**What is required**
Reproduce the records that follow in full, excluding any picture they contain.

**Material for the task**
--
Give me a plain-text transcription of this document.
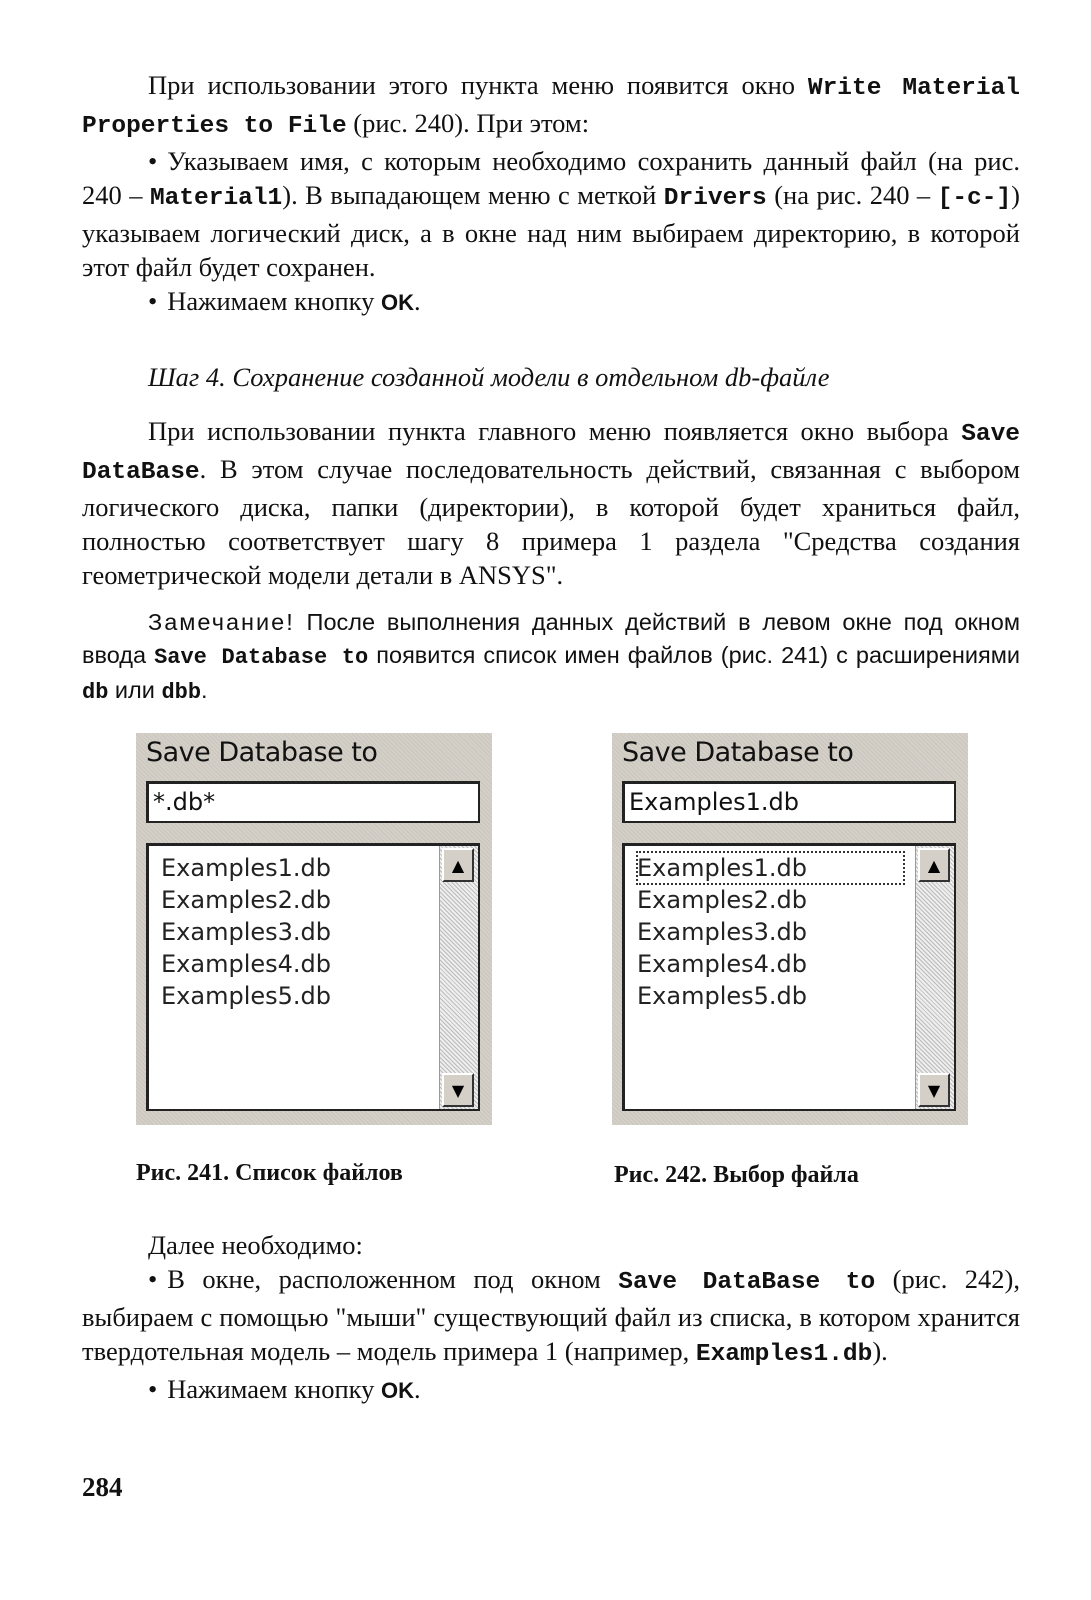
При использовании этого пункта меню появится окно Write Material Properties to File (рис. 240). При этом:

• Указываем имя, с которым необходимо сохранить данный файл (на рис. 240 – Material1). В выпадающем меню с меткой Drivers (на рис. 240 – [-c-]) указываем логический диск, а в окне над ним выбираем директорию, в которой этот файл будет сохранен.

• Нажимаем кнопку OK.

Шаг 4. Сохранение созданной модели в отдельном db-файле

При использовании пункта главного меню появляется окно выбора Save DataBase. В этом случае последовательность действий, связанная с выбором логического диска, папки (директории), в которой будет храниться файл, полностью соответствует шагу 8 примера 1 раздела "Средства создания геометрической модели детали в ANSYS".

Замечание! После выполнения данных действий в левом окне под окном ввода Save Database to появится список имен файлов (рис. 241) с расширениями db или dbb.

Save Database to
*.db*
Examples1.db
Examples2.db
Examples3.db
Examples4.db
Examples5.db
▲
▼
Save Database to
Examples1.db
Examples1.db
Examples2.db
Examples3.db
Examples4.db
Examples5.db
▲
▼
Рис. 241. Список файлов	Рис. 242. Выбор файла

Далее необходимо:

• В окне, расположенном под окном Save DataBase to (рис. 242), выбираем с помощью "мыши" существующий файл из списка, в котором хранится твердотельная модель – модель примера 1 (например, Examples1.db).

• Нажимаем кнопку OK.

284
--
**The answer**
Give me a plain-text transcription of this document.
При использовании этого пункта меню появится окно Write Material Properties to File (рис. 240). При этом:

• Указываем имя, с которым необходимо сохранить данный файл (на рис. 240 – Material1). В выпадающем меню с меткой Drivers (на рис. 240 – [-c-]) указываем логический диск, а в окне над ним выбираем директорию, в которой этот файл будет сохранен.

• Нажимаем кнопку OK.

Шаг 4. Сохранение созданной модели в отдельном db-файле

При использовании пункта главного меню появляется окно выбора Save DataBase. В этом случае последовательность действий, связанная с выбором логического диска, папки (директории), в которой будет храниться файл, полностью соответствует шагу 8 примера 1 раздела "Средства создания геометрической модели детали в ANSYS".

Замечание! После выполнения данных действий в левом окне под окном ввода Save Database to появится список имен файлов (рис. 241) с расширениями db или dbb.

Save Database to
*.db*
Examples1.db
Examples2.db
Examples3.db
Examples4.db
Examples5.db
▲
▼
Save Database to
Examples1.db
Examples1.db
Examples2.db
Examples3.db
Examples4.db
Examples5.db
▲
▼
Рис. 241. Список файлов	Рис. 242. Выбор файла

Далее необходимо:

• В окне, расположенном под окном Save DataBase to (рис. 242), выбираем с помощью "мыши" существующий файл из списка, в котором хранится твердотельная модель – модель примера 1 (например, Examples1.db).

• Нажимаем кнопку OK.

284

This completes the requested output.